Within the listing below, locate all lines containing the word "name". Copy each one.
====
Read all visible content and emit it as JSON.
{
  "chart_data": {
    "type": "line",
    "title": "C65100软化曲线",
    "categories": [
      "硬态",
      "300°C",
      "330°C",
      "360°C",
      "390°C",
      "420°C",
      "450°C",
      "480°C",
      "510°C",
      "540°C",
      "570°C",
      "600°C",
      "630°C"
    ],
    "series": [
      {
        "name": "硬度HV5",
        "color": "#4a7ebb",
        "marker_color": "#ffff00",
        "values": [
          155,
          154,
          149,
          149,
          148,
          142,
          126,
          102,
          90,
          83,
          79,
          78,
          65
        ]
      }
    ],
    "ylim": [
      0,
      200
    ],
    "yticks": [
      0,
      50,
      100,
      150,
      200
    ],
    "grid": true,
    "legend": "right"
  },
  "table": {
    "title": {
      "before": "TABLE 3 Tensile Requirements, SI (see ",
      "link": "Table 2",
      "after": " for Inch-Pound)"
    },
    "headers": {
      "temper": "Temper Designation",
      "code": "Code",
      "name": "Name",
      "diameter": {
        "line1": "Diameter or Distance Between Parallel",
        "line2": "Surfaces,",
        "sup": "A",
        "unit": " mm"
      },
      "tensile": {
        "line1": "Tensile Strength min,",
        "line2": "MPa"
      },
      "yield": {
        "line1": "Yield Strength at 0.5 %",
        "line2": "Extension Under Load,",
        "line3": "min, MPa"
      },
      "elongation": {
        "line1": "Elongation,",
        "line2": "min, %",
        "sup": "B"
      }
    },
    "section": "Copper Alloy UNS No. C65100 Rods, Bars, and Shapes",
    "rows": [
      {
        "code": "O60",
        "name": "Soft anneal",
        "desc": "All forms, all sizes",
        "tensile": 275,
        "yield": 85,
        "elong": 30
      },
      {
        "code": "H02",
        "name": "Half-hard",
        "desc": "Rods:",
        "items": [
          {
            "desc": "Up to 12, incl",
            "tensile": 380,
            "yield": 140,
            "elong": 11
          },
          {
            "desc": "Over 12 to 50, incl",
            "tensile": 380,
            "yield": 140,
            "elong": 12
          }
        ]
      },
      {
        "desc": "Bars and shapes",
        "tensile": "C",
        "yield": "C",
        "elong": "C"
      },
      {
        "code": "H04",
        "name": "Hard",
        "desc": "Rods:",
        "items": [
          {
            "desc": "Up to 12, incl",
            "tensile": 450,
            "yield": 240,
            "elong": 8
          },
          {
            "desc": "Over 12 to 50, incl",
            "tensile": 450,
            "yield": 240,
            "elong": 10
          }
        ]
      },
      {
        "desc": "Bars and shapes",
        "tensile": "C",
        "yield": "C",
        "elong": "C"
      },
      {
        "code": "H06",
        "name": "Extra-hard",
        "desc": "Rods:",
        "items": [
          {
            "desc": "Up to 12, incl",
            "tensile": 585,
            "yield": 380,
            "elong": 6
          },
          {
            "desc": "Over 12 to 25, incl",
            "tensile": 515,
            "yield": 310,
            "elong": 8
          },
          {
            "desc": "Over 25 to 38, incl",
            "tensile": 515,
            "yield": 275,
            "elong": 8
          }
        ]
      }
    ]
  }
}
====
* ANSWER
        "name": "硬度HV5",
      "name": "Name",
        "name": "Soft anneal",
        "name": "Half-hard",
        "name": "Hard",
        "name": "Extra-hard",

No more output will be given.